• TEXTO DADO
* * * * * * * * *

En diálogo con Enlace de Noticias, la abogada en Derechos Humanos Matilde Bruera sostuvo que la movilización mostró “muchísimos jóvenes reclamando por la aplicación de la Ley de Financiamiento Universitario” y destacó especialmente la presencia de estudiantes secundarios. “Estamos defendiendo el futuro del país y el futuro de los jóvenes”, afirmó.

La ley en cuestión, la 27.795, fue aprobada por el Congreso de la Nación y posteriormente vetada por el presidente Javier Milei. Sin embargo, el Congreso rechazó ese veto con la mayoría agravada requerida por la Constitución Nacional, por lo que la norma quedó vigente.

Según explicó Matilde Bruera, el conflicto comenzó cuando el Poder Ejecutivo decidió no aplicar la ley argumentando que no existían partidas presupuestarias suficientes para sostenerla. “La promulga, pero saca un decreto diciendo que no la va a aplicar porque no tiene presupuesto, lo cual es una barbaridad”, señaló.

La abogada remarcó que el Consejo Interuniversitario Nacional presentó un amparo colectivo ante la Justicia contencioso administrativa y que tanto el juzgado de primera instancia como la Cámara fallaron a favor de la aplicación de la norma. “El Poder Ejecutivo está obligado a cumplir la ley. Parece mentira que los jueces tengan que decirle al presidente y a los ministros que están obligados a cumplir la ley”, expresó.

El Gobierno nacional decidió luego recurrir ante la Corte Suprema de Justicia de la Nación, instancia que ahora deberá resolver el planteo. Mientras tanto, distintas universidades nacionales comenzaron a reclamar públicamente una definición urgente ante la profundización de la crisis presupuestaria.

La abogada advirtió que la demora judicial también puede transformarse en una forma indirecta de rechazo. “La Corte no tiene plazos para resolver, pero sí tiene un plazo político y social porque hay una urgencia. La universidad ya no se puede sostener”, afirmó.

Durante la entrevista, también rechazó uno de los principales argumentos del oficialismo, que sostiene que la ley “nació muerta” por no especificar partidas presupuestarias concretas. Según explicó, la Justicia ya desestimó ese planteo. “La ley posterior siempre deroga la anterior. No se puede contestar a una ley del Congreso con otra ley de igual jerarquía y anterior. Eso es un error técnico jurídico grave”, sostuvo.

* * * * * * * * *

Datos almacenados
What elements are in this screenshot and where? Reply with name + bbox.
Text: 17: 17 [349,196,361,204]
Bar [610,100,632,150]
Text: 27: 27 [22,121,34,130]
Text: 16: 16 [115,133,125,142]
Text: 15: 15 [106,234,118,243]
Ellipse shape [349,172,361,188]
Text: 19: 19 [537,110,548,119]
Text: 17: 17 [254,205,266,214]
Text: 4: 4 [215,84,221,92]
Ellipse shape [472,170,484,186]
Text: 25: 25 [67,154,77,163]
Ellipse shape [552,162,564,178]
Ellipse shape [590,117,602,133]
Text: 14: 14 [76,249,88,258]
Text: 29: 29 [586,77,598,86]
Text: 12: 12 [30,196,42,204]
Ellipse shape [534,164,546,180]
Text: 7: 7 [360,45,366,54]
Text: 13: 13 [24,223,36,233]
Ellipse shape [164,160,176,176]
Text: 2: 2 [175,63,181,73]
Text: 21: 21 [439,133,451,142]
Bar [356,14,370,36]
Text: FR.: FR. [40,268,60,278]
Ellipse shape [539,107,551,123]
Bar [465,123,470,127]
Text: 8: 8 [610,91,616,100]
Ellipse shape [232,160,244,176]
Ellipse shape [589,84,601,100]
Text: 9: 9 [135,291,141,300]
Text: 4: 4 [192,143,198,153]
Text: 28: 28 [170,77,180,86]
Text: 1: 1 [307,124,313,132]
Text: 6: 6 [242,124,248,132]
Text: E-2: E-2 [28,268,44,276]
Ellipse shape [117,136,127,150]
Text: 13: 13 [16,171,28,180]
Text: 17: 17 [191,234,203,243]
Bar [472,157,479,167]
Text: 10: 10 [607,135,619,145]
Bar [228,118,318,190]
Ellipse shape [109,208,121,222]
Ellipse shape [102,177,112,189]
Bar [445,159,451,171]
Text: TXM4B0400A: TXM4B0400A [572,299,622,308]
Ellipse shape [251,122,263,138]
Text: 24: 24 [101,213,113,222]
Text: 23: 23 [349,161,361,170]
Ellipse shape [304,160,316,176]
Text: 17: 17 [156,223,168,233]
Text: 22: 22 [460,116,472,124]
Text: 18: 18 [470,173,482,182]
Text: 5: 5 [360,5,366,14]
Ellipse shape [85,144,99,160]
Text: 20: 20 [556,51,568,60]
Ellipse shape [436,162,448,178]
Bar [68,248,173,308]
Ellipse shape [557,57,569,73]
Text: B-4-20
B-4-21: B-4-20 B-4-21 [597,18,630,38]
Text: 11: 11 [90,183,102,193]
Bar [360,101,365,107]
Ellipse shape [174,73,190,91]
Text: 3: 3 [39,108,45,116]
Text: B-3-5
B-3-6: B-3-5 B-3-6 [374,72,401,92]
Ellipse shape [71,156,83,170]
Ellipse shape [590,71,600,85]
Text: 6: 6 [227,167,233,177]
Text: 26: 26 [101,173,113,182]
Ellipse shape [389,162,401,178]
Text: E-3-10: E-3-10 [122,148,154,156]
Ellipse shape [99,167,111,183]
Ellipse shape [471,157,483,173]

* * * * * * * * *

• TAREAS A REALIZAR
1. Según la nota sobre el financiamiento universitario, ¿qué organismo presentó un amparo colectivo ante la Justicia contencioso administrativa?
2. Reproduce sin cambios el tramo de la nota sobre el financiamiento universitario que va desde "El Gobierno nacional" hasta "la crisis presupuestaria.".

• RESPUESTAS POR TAREA
1. El Consejo Interuniversitario Nacional.

2.
El Gobierno nacional decidió luego recurrir ante la Corte Suprema de Justicia de la Nación, instancia que ahora deberá resolver el planteo. Mientras tanto, distintas universidades nacionales comenzaron a reclamar públicamente una definición urgente ante la profundización de la crisis presupuestaria.